* [The problem]: All entries must be extracted exactly, with nothing added or dropped.
-- BEGIN --
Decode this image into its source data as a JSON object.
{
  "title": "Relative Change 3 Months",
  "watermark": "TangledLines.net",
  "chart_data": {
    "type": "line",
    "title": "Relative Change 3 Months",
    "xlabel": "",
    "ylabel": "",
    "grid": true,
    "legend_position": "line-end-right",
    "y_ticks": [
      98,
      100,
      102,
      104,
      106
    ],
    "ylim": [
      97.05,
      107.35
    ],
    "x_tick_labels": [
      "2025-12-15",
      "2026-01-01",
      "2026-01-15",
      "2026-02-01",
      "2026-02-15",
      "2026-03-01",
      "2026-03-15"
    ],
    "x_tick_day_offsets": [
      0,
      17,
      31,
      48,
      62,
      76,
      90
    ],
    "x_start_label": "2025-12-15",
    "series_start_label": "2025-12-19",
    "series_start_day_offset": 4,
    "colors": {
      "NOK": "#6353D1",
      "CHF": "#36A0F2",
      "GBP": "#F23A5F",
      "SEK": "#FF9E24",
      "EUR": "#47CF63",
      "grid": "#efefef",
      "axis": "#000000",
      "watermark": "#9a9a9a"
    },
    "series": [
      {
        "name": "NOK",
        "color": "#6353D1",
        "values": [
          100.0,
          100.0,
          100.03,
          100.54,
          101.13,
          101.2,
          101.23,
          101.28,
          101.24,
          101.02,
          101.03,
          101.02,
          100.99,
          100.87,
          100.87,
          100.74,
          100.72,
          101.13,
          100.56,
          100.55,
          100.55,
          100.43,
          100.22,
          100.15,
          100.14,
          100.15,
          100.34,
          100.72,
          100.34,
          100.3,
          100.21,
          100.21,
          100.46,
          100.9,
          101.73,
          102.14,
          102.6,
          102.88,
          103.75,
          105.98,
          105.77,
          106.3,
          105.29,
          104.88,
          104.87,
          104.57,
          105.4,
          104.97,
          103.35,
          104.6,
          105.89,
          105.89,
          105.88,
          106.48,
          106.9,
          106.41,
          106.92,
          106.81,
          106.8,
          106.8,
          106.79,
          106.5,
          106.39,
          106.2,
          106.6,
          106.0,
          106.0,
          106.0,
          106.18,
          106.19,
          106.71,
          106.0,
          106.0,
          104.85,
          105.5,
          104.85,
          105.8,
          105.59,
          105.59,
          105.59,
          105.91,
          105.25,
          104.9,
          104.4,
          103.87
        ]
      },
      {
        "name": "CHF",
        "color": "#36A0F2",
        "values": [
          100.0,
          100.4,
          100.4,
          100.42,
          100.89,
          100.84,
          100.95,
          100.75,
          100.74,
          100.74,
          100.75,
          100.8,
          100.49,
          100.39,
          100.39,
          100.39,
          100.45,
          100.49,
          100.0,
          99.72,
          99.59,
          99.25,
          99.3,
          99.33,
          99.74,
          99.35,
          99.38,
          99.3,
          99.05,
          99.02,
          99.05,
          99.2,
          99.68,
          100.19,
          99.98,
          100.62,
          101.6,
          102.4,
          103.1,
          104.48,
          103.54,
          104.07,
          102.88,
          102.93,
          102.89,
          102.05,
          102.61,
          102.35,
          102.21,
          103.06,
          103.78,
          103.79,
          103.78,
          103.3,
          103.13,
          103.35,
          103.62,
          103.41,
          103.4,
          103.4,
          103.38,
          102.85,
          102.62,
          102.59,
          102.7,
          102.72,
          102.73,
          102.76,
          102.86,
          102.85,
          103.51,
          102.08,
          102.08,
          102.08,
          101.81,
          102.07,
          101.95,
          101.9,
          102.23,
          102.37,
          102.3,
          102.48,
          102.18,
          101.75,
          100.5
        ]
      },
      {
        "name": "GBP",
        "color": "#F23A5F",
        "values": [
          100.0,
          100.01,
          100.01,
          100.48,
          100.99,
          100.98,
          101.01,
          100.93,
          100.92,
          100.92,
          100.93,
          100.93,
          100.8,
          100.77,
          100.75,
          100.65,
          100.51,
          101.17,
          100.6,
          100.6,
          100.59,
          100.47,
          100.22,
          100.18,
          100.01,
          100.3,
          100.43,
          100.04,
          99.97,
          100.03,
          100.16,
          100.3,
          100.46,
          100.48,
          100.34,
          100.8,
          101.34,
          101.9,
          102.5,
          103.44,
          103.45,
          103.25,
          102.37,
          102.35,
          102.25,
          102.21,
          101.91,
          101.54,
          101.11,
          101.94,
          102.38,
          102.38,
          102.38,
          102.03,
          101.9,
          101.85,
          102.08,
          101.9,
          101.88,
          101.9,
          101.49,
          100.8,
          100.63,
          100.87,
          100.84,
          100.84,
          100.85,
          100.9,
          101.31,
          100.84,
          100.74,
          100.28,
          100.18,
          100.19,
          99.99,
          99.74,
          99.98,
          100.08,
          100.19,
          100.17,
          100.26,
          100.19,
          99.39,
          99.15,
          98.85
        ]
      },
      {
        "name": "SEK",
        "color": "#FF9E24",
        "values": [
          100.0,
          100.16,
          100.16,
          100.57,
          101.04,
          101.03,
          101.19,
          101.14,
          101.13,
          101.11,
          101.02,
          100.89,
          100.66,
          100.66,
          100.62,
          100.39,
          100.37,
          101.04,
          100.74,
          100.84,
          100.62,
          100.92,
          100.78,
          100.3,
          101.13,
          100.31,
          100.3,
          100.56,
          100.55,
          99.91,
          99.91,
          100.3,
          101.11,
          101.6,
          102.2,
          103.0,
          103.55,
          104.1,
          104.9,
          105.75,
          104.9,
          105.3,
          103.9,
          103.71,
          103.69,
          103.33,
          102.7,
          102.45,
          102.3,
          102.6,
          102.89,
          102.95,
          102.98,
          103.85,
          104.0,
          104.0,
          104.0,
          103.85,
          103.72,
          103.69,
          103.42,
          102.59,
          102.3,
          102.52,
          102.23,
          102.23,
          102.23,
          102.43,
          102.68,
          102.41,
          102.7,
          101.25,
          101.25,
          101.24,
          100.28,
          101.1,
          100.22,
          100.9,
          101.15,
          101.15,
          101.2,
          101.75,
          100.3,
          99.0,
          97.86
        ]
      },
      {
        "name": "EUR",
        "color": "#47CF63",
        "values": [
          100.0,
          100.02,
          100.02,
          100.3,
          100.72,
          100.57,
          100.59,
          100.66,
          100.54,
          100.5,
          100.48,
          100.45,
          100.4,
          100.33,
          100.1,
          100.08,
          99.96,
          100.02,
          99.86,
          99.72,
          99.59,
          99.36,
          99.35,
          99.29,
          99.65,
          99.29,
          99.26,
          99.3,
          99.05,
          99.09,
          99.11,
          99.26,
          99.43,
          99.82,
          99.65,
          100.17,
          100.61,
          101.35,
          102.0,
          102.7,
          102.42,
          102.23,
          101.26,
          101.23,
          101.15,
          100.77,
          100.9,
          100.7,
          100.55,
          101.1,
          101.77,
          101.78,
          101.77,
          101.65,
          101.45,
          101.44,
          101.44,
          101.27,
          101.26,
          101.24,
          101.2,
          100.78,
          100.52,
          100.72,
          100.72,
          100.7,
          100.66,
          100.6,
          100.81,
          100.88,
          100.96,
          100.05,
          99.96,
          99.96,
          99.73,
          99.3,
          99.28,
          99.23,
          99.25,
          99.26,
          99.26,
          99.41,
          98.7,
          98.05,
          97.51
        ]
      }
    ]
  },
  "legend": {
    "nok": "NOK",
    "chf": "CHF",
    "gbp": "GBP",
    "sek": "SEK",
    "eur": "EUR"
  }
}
-- END --
* [Answer to this task]:
Decode this image into its source data as a JSON object.
{
  "title": "Relative Change 3 Months",
  "watermark": "TangledLines.net",
  "chart_data": {
    "type": "line",
    "title": "Relative Change 3 Months",
    "xlabel": "",
    "ylabel": "",
    "grid": true,
    "legend_position": "line-end-right",
    "y_ticks": [
      98,
      100,
      102,
      104,
      106
    ],
    "ylim": [
      97.05,
      107.35
    ],
    "x_tick_labels": [
      "2025-12-15",
      "2026-01-01",
      "2026-01-15",
      "2026-02-01",
      "2026-02-15",
      "2026-03-01",
      "2026-03-15"
    ],
    "x_tick_day_offsets": [
      0,
      17,
      31,
      48,
      62,
      76,
      90
    ],
    "x_start_label": "2025-12-15",
    "series_start_label": "2025-12-19",
    "series_start_day_offset": 4,
    "colors": {
      "NOK": "#6353D1",
      "CHF": "#36A0F2",
      "GBP": "#F23A5F",
      "SEK": "#FF9E24",
      "EUR": "#47CF63",
      "grid": "#efefef",
      "axis": "#000000",
      "watermark": "#9a9a9a"
    },
    "series": [
      {
        "name": "NOK",
        "color": "#6353D1",
        "values": [
          100.0,
          100.0,
          100.03,
          100.54,
          101.13,
          101.2,
          101.23,
          101.28,
          101.24,
          101.02,
          101.03,
          101.02,
          100.99,
          100.87,
          100.87,
          100.74,
          100.72,
          101.13,
          100.56,
          100.55,
          100.55,
          100.43,
          100.22,
          100.15,
          100.14,
          100.15,
          100.34,
          100.72,
          100.34,
          100.3,
          100.21,
          100.21,
          100.46,
          100.9,
          101.73,
          102.14,
          102.6,
          102.88,
          103.75,
          105.98,
          105.77,
          106.3,
          105.29,
          104.88,
          104.87,
          104.57,
          105.4,
          104.97,
          103.35,
          104.6,
          105.89,
          105.89,
          105.88,
          106.48,
          106.9,
          106.41,
          106.92,
          106.81,
          106.8,
          106.8,
          106.79,
          106.5,
          106.39,
          106.2,
          106.6,
          106.0,
          106.0,
          106.0,
          106.18,
          106.19,
          106.71,
          106.0,
          106.0,
          104.85,
          105.5,
          104.85,
          105.8,
          105.59,
          105.59,
          105.59,
          105.91,
          105.25,
          104.9,
          104.4,
          103.87
        ]
      },
      {
        "name": "CHF",
        "color": "#36A0F2",
        "values": [
          100.0,
          100.4,
          100.4,
          100.42,
          100.89,
          100.84,
          100.95,
          100.75,
          100.74,
          100.74,
          100.75,
          100.8,
          100.49,
          100.39,
          100.39,
          100.39,
          100.45,
          100.49,
          100.0,
          99.72,
          99.59,
          99.25,
          99.3,
          99.33,
          99.74,
          99.35,
          99.38,
          99.3,
          99.05,
          99.02,
          99.05,
          99.2,
          99.68,
          100.19,
          99.98,
          100.62,
          101.6,
          102.4,
          103.1,
          104.48,
          103.54,
          104.07,
          102.88,
          102.93,
          102.89,
          102.05,
          102.61,
          102.35,
          102.21,
          103.06,
          103.78,
          103.79,
          103.78,
          103.3,
          103.13,
          103.35,
          103.62,
          103.41,
          103.4,
          103.4,
          103.38,
          102.85,
          102.62,
          102.59,
          102.7,
          102.72,
          102.73,
          102.76,
          102.86,
          102.85,
          103.51,
          102.08,
          102.08,
          102.08,
          101.81,
          102.07,
          101.95,
          101.9,
          102.23,
          102.37,
          102.3,
          102.48,
          102.18,
          101.75,
          100.5
        ]
      },
      {
        "name": "GBP",
        "color": "#F23A5F",
        "values": [
          100.0,
          100.01,
          100.01,
          100.48,
          100.99,
          100.98,
          101.01,
          100.93,
          100.92,
          100.92,
          100.93,
          100.93,
          100.8,
          100.77,
          100.75,
          100.65,
          100.51,
          101.17,
          100.6,
          100.6,
          100.59,
          100.47,
          100.22,
          100.18,
          100.01,
          100.3,
          100.43,
          100.04,
          99.97,
          100.03,
          100.16,
          100.3,
          100.46,
          100.48,
          100.34,
          100.8,
          101.34,
          101.9,
          102.5,
          103.44,
          103.45,
          103.25,
          102.37,
          102.35,
          102.25,
          102.21,
          101.91,
          101.54,
          101.11,
          101.94,
          102.38,
          102.38,
          102.38,
          102.03,
          101.9,
          101.85,
          102.08,
          101.9,
          101.88,
          101.9,
          101.49,
          100.8,
          100.63,
          100.87,
          100.84,
          100.84,
          100.85,
          100.9,
          101.31,
          100.84,
          100.74,
          100.28,
          100.18,
          100.19,
          99.99,
          99.74,
          99.98,
          100.08,
          100.19,
          100.17,
          100.26,
          100.19,
          99.39,
          99.15,
          98.85
        ]
      },
      {
        "name": "SEK",
        "color": "#FF9E24",
        "values": [
          100.0,
          100.16,
          100.16,
          100.57,
          101.04,
          101.03,
          101.19,
          101.14,
          101.13,
          101.11,
          101.02,
          100.89,
          100.66,
          100.66,
          100.62,
          100.39,
          100.37,
          101.04,
          100.74,
          100.84,
          100.62,
          100.92,
          100.78,
          100.3,
          101.13,
          100.31,
          100.3,
          100.56,
          100.55,
          99.91,
          99.91,
          100.3,
          101.11,
          101.6,
          102.2,
          103.0,
          103.55,
          104.1,
          104.9,
          105.75,
          104.9,
          105.3,
          103.9,
          103.71,
          103.69,
          103.33,
          102.7,
          102.45,
          102.3,
          102.6,
          102.89,
          102.95,
          102.98,
          103.85,
          104.0,
          104.0,
          104.0,
          103.85,
          103.72,
          103.69,
          103.42,
          102.59,
          102.3,
          102.52,
          102.23,
          102.23,
          102.23,
          102.43,
          102.68,
          102.41,
          102.7,
          101.25,
          101.25,
          101.24,
          100.28,
          101.1,
          100.22,
          100.9,
          101.15,
          101.15,
          101.2,
          101.75,
          100.3,
          99.0,
          97.86
        ]
      },
      {
        "name": "EUR",
        "color": "#47CF63",
        "values": [
          100.0,
          100.02,
          100.02,
          100.3,
          100.72,
          100.57,
          100.59,
          100.66,
          100.54,
          100.5,
          100.48,
          100.45,
          100.4,
          100.33,
          100.1,
          100.08,
          99.96,
          100.02,
          99.86,
          99.72,
          99.59,
          99.36,
          99.35,
          99.29,
          99.65,
          99.29,
          99.26,
          99.3,
          99.05,
          99.09,
          99.11,
          99.26,
          99.43,
          99.82,
          99.65,
          100.17,
          100.61,
          101.35,
          102.0,
          102.7,
          102.42,
          102.23,
          101.26,
          101.23,
          101.15,
          100.77,
          100.9,
          100.7,
          100.55,
          101.1,
          101.77,
          101.78,
          101.77,
          101.65,
          101.45,
          101.44,
          101.44,
          101.27,
          101.26,
          101.24,
          101.2,
          100.78,
          100.52,
          100.72,
          100.72,
          100.7,
          100.66,
          100.6,
          100.81,
          100.88,
          100.96,
          100.05,
          99.96,
          99.96,
          99.73,
          99.3,
          99.28,
          99.23,
          99.25,
          99.26,
          99.26,
          99.41,
          98.7,
          98.05,
          97.51
        ]
      }
    ]
  },
  "legend": {
    "nok": "NOK",
    "chf": "CHF",
    "gbp": "GBP",
    "sek": "SEK",
    "eur": "EUR"
  }
}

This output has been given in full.